What you should do — Type every record exactly as it appears.

Stored entries
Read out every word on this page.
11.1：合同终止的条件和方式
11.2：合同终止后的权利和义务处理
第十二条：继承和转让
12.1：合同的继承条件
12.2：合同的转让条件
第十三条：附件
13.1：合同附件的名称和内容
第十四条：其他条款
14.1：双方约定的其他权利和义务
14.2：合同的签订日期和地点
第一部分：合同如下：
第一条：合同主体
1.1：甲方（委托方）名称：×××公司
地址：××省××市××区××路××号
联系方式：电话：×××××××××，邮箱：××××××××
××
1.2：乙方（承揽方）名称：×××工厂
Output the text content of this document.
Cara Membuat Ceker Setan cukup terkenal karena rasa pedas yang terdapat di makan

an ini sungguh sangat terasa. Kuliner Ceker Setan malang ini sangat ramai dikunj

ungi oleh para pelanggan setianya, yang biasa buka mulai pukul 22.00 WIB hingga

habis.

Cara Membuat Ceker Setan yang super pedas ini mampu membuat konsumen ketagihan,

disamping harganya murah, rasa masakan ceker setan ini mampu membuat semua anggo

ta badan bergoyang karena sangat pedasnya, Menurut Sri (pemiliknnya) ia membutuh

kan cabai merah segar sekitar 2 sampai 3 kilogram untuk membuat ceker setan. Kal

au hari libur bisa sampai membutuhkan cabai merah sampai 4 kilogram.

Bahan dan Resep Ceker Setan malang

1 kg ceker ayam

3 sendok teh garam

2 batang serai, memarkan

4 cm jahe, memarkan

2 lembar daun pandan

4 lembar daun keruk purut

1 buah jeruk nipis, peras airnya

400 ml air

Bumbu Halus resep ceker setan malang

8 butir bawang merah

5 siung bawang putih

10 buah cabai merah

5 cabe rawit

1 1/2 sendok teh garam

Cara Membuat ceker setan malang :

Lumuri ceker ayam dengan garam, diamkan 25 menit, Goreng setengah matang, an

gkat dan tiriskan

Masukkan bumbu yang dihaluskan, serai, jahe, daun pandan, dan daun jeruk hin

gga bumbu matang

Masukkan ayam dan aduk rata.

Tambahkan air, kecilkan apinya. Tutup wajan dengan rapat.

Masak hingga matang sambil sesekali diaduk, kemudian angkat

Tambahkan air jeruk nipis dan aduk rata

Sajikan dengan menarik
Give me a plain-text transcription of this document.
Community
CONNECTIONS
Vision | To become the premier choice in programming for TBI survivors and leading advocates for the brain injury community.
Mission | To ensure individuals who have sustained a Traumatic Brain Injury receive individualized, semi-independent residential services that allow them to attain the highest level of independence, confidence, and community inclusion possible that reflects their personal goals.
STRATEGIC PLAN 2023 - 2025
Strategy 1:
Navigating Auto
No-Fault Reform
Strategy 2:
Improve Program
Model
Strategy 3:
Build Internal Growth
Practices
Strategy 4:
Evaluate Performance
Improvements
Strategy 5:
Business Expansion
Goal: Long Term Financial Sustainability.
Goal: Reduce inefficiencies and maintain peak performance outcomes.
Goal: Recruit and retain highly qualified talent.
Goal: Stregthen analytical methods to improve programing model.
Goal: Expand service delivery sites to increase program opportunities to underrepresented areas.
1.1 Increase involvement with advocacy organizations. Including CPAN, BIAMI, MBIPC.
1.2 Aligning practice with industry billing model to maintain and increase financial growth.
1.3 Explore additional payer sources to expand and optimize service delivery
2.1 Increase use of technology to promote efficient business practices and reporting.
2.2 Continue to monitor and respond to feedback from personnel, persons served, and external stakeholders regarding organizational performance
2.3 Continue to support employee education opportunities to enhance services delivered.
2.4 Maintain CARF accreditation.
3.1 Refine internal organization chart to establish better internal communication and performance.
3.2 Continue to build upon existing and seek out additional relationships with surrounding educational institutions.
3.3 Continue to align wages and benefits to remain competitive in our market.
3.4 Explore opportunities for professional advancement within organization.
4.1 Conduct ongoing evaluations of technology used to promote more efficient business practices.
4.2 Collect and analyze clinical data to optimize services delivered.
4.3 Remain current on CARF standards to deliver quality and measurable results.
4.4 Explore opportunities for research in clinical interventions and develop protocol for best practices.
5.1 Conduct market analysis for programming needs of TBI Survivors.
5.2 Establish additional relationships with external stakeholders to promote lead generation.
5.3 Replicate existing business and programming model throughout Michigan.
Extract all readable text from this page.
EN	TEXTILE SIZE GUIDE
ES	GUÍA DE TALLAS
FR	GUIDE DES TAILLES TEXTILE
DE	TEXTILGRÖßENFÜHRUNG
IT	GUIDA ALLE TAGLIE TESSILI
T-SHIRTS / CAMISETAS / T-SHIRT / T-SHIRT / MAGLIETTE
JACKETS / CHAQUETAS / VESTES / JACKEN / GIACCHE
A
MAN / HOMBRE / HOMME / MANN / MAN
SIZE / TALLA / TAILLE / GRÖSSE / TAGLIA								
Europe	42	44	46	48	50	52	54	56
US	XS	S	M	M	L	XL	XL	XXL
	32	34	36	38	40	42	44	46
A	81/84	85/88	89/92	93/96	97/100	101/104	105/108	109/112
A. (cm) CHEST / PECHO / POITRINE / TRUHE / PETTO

Task solution —
Read out every word on this page.
11.1：合同终止的条件和方式
11.2：合同终止后的权利和义务处理
第十二条：继承和转让
12.1：合同的继承条件
12.2：合同的转让条件
第十三条：附件
13.1：合同附件的名称和内容
第十四条：其他条款
14.1：双方约定的其他权利和义务
14.2：合同的签订日期和地点
第一部分：合同如下：
第一条：合同主体
1.1：甲方（委托方）名称：×××公司
地址：××省××市××区××路××号
联系方式：电话：×××××××××，邮箱：××××××××
××
1.2：乙方（承揽方）名称：×××工厂
Output the text content of this document.
Cara Membuat Ceker Setan cukup terkenal karena rasa pedas yang terdapat di makan

an ini sungguh sangat terasa. Kuliner Ceker Setan malang ini sangat ramai dikunj

ungi oleh para pelanggan setianya, yang biasa buka mulai pukul 22.00 WIB hingga

habis.

Cara Membuat Ceker Setan yang super pedas ini mampu membuat konsumen ketagihan,

disamping harganya murah, rasa masakan ceker setan ini mampu membuat semua anggo

ta badan bergoyang karena sangat pedasnya, Menurut Sri (pemiliknnya) ia membutuh

kan cabai merah segar sekitar 2 sampai 3 kilogram untuk membuat ceker setan. Kal

au hari libur bisa sampai membutuhkan cabai merah sampai 4 kilogram.

Bahan dan Resep Ceker Setan malang

1 kg ceker ayam

3 sendok teh garam

2 batang serai, memarkan

4 cm jahe, memarkan

2 lembar daun pandan

4 lembar daun keruk purut

1 buah jeruk nipis, peras airnya

400 ml air

Bumbu Halus resep ceker setan malang

8 butir bawang merah

5 siung bawang putih

10 buah cabai merah

5 cabe rawit

1 1/2 sendok teh garam

Cara Membuat ceker setan malang :

Lumuri ceker ayam dengan garam, diamkan 25 menit, Goreng setengah matang, an

gkat dan tiriskan

Masukkan bumbu yang dihaluskan, serai, jahe, daun pandan, dan daun jeruk hin

gga bumbu matang

Masukkan ayam dan aduk rata.

Tambahkan air, kecilkan apinya. Tutup wajan dengan rapat.

Masak hingga matang sambil sesekali diaduk, kemudian angkat

Tambahkan air jeruk nipis dan aduk rata

Sajikan dengan menarik
Give me a plain-text transcription of this document.
Community
CONNECTIONS
Vision | To become the premier choice in programming for TBI survivors and leading advocates for the brain injury community.
Mission | To ensure individuals who have sustained a Traumatic Brain Injury receive individualized, semi-independent residential services that allow them to attain the highest level of independence, confidence, and community inclusion possible that reflects their personal goals.
STRATEGIC PLAN 2023 - 2025
Strategy 1:
Navigating Auto
No-Fault Reform
Strategy 2:
Improve Program
Model
Strategy 3:
Build Internal Growth
Practices
Strategy 4:
Evaluate Performance
Improvements
Strategy 5:
Business Expansion
Goal: Long Term Financial Sustainability.
Goal: Reduce inefficiencies and maintain peak performance outcomes.
Goal: Recruit and retain highly qualified talent.
Goal: Stregthen analytical methods to improve programing model.
Goal: Expand service delivery sites to increase program opportunities to underrepresented areas.
1.1 Increase involvement with advocacy organizations. Including CPAN, BIAMI, MBIPC.
1.2 Aligning practice with industry billing model to maintain and increase financial growth.
1.3 Explore additional payer sources to expand and optimize service delivery
2.1 Increase use of technology to promote efficient business practices and reporting.
2.2 Continue to monitor and respond to feedback from personnel, persons served, and external stakeholders regarding organizational performance
2.3 Continue to support employee education opportunities to enhance services delivered.
2.4 Maintain CARF accreditation.
3.1 Refine internal organization chart to establish better internal communication and performance.
3.2 Continue to build upon existing and seek out additional relationships with surrounding educational institutions.
3.3 Continue to align wages and benefits to remain competitive in our market.
3.4 Explore opportunities for professional advancement within organization.
4.1 Conduct ongoing evaluations of technology used to promote more efficient business practices.
4.2 Collect and analyze clinical data to optimize services delivered.
4.3 Remain current on CARF standards to deliver quality and measurable results.
4.4 Explore opportunities for research in clinical interventions and develop protocol for best practices.
5.1 Conduct market analysis for programming needs of TBI Survivors.
5.2 Establish additional relationships with external stakeholders to promote lead generation.
5.3 Replicate existing business and programming model throughout Michigan.
Extract all readable text from this page.
EN	TEXTILE SIZE GUIDE
ES	GUÍA DE TALLAS
FR	GUIDE DES TAILLES TEXTILE
DE	TEXTILGRÖßENFÜHRUNG
IT	GUIDA ALLE TAGLIE TESSILI
T-SHIRTS / CAMISETAS / T-SHIRT / T-SHIRT / MAGLIETTE
JACKETS / CHAQUETAS / VESTES / JACKEN / GIACCHE
A
MAN / HOMBRE / HOMME / MANN / MAN
SIZE / TALLA / TAILLE / GRÖSSE / TAGLIA								
Europe	42	44	46	48	50	52	54	56
US	XS	S	M	M	L	XL	XL	XXL
	32	34	36	38	40	42	44	46
A	81/84	85/88	89/92	93/96	97/100	101/104	105/108	109/112
A. (cm) CHEST / PECHO / POITRINE / TRUHE / PETTO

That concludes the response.